= MATERIAL FOR THIS EXERCISE =
— begin —

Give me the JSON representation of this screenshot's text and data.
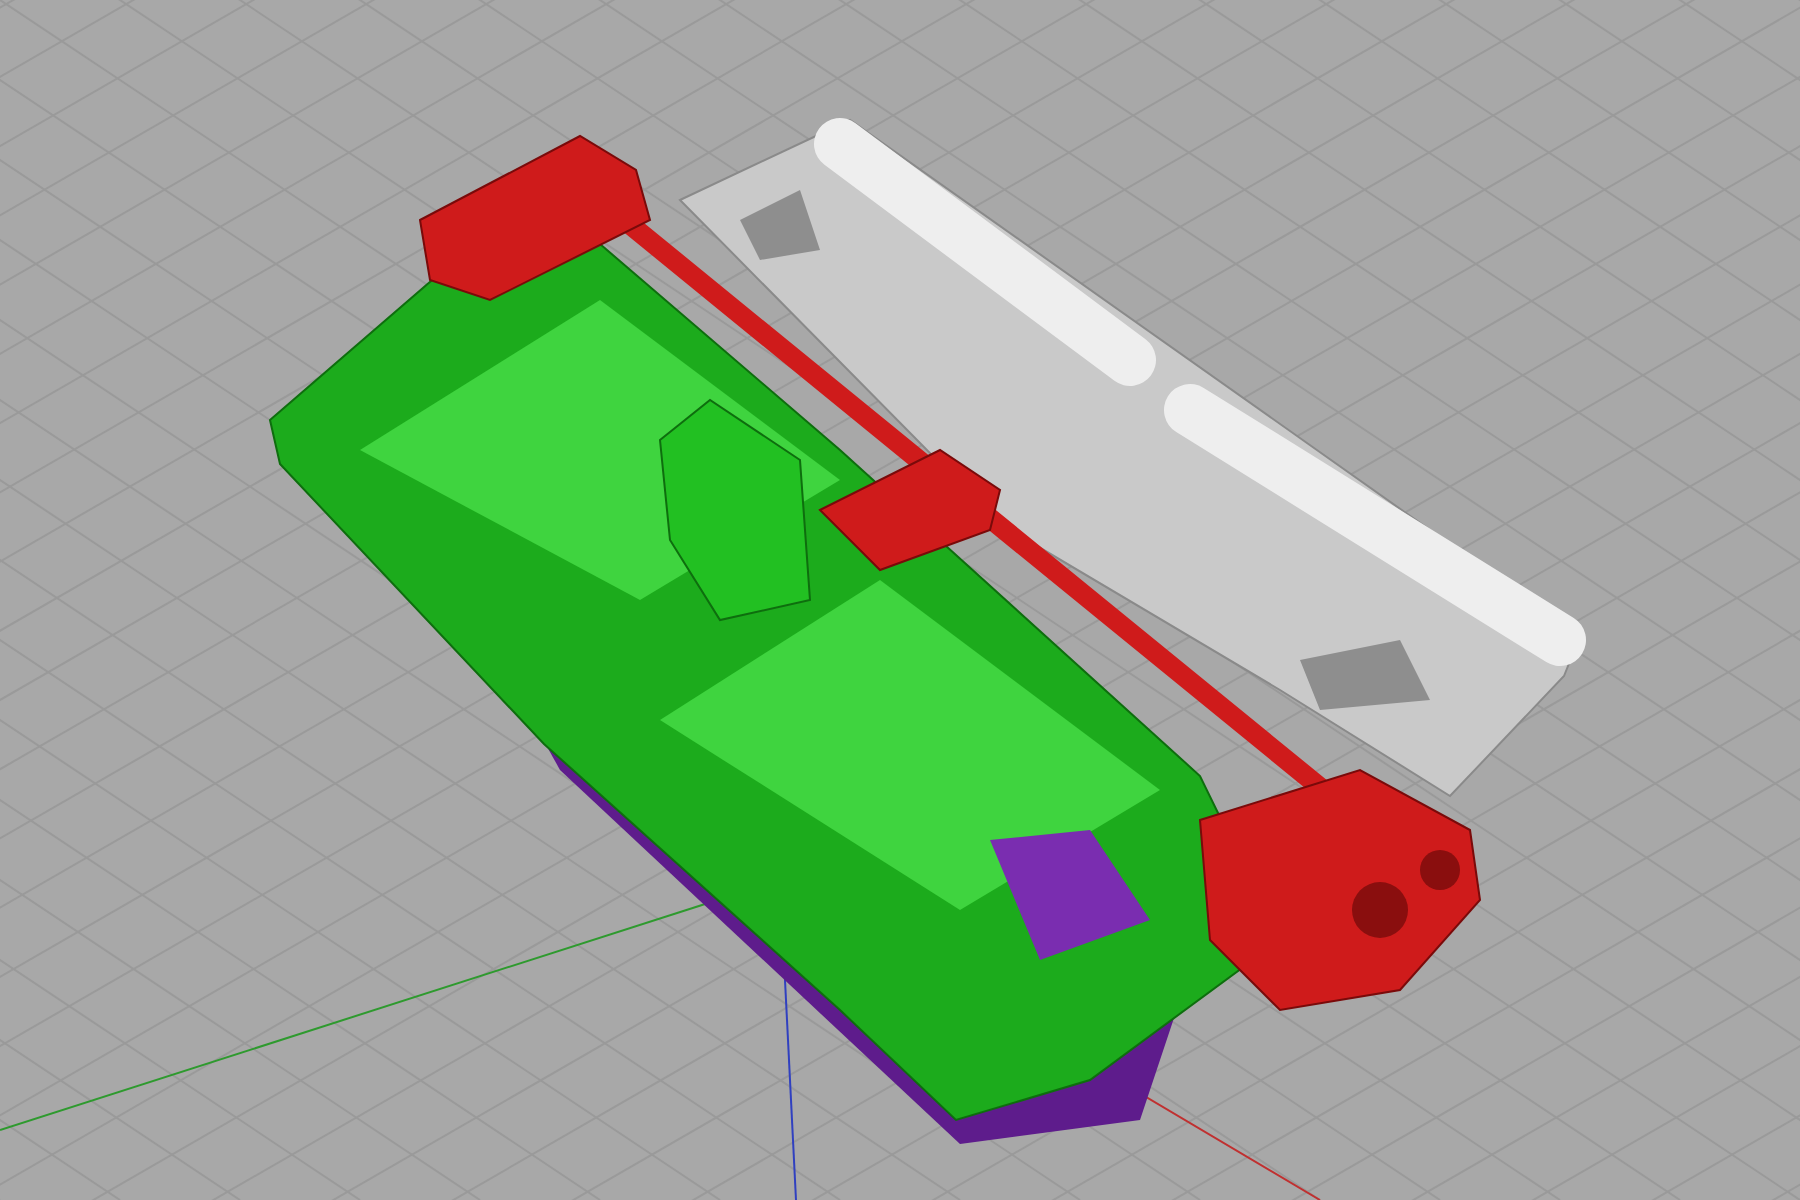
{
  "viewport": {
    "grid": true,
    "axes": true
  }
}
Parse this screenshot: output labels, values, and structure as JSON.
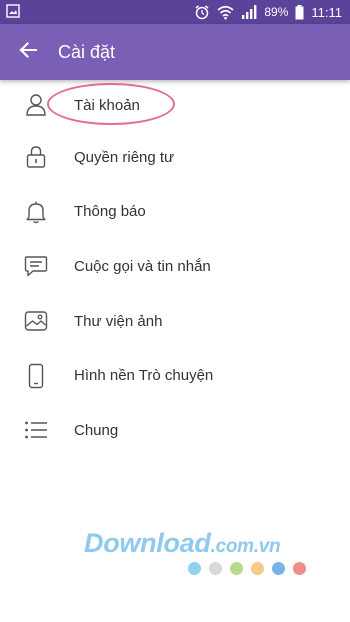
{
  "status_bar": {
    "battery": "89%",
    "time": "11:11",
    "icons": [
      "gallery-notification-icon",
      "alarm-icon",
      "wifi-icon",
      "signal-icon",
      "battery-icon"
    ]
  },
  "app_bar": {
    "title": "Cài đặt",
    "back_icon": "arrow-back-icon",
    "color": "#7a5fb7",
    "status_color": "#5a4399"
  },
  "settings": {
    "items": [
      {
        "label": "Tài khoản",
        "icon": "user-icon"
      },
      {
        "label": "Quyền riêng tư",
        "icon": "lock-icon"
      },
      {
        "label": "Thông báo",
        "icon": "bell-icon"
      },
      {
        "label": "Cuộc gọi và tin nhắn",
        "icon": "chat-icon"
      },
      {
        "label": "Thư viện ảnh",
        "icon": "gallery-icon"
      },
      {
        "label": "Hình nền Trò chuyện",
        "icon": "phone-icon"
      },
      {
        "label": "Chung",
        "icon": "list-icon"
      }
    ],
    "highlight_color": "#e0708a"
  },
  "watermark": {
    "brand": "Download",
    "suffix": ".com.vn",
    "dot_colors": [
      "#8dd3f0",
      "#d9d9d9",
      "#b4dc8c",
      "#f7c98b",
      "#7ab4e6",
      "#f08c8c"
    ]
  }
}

— end —

= WHAT YOU WILL DO =
Go through the data above and find the lines with the word "JSON". Copy each of those lines.

= WRITTEN ANSWER =
Give me the JSON representation of this screenshot's text and data.
Parse this screenshot: output labels, values, and structure as JSON.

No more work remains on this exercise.